» Task description
Copy out every line of the records where the string "Group" occurs.

» Provided records
# # # #

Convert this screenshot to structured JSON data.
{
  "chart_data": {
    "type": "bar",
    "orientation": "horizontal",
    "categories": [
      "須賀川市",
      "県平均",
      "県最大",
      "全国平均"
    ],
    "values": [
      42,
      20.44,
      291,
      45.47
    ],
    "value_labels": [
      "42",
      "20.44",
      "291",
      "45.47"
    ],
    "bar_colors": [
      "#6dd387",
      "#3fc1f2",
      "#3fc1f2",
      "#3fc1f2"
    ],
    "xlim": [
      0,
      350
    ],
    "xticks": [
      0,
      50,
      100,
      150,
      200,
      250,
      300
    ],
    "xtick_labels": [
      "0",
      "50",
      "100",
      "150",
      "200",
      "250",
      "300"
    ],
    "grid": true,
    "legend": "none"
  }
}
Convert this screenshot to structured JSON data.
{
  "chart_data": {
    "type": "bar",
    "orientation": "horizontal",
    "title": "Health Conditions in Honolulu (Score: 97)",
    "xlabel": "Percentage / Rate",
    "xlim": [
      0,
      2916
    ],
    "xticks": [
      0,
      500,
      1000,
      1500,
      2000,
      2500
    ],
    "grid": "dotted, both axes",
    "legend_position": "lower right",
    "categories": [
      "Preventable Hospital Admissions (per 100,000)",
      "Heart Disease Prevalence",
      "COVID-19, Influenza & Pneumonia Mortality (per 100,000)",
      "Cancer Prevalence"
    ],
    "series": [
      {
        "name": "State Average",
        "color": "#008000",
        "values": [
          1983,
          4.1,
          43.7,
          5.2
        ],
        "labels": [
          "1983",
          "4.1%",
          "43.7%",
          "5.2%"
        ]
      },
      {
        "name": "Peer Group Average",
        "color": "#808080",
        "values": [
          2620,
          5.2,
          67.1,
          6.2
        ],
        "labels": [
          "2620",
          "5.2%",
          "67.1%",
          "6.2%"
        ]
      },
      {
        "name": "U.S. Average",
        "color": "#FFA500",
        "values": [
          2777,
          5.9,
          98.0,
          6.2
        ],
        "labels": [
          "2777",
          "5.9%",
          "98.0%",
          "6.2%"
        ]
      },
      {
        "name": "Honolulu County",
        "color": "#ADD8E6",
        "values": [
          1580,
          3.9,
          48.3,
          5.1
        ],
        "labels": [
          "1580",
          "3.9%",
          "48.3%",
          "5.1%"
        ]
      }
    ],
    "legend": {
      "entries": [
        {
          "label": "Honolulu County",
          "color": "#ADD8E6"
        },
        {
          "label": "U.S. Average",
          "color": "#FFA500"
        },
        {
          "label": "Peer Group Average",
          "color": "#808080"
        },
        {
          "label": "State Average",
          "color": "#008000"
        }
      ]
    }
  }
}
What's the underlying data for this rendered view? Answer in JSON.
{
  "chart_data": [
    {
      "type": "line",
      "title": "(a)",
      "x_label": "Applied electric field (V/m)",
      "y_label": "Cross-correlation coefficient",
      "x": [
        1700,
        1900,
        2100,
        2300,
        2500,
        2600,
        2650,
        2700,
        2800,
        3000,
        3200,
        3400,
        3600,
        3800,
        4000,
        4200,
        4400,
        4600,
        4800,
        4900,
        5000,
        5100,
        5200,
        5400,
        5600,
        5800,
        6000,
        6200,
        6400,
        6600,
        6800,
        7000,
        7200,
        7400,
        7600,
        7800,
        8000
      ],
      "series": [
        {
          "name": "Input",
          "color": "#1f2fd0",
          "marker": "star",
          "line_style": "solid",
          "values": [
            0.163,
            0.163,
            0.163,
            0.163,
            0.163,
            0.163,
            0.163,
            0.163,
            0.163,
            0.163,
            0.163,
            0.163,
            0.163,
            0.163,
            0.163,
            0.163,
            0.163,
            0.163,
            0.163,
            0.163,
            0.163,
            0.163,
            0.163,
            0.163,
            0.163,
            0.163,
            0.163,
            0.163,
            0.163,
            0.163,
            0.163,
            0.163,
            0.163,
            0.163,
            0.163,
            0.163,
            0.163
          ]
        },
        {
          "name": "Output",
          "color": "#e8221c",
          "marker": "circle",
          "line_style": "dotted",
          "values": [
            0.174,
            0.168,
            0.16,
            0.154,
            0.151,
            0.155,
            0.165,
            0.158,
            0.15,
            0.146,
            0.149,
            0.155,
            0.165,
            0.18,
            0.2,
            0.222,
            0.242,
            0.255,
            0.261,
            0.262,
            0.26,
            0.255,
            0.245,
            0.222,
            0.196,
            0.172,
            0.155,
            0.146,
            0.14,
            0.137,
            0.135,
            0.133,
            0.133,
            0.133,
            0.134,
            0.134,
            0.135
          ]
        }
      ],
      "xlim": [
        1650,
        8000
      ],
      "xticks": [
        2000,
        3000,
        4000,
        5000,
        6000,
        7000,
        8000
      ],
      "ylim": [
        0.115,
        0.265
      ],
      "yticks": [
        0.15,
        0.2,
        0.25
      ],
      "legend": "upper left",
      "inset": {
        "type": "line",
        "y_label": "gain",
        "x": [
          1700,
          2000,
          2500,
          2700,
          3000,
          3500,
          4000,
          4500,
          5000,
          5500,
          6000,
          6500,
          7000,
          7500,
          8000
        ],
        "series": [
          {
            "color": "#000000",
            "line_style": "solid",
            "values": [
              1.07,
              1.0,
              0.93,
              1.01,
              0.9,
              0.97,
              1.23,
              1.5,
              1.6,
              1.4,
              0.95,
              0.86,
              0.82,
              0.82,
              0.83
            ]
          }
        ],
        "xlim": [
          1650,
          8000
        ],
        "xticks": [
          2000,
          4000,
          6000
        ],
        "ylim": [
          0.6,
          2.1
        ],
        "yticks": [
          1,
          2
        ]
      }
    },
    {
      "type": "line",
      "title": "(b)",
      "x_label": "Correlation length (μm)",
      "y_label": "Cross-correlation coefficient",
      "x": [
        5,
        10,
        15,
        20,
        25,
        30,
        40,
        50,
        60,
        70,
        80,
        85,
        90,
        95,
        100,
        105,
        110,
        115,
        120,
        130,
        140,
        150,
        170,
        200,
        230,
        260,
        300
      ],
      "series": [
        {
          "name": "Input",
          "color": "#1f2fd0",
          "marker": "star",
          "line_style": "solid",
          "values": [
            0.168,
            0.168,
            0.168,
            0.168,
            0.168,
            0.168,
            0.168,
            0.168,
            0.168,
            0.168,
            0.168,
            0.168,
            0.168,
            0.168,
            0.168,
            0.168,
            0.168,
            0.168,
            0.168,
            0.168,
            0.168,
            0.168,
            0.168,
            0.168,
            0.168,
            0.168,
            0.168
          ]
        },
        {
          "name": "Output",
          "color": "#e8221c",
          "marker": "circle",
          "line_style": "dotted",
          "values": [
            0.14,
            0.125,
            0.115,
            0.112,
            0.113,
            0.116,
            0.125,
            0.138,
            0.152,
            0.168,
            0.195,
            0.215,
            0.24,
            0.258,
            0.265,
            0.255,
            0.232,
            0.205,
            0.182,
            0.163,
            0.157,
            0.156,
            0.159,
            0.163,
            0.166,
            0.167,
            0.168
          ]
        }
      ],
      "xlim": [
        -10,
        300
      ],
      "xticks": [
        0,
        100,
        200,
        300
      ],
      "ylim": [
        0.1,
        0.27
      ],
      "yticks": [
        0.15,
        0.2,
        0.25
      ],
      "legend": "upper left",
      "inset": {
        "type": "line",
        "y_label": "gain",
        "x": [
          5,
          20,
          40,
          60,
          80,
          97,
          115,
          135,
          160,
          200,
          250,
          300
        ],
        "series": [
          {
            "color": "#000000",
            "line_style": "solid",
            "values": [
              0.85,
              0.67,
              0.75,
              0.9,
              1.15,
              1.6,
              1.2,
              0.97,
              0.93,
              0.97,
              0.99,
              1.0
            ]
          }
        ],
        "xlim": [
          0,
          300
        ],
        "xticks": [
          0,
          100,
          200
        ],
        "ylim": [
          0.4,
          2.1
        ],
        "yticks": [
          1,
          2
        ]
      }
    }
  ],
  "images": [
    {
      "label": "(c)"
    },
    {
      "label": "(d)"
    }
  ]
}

# # # #

» Worked solution
        "name": "Peer Group Average",
          "label": "Peer Group Average",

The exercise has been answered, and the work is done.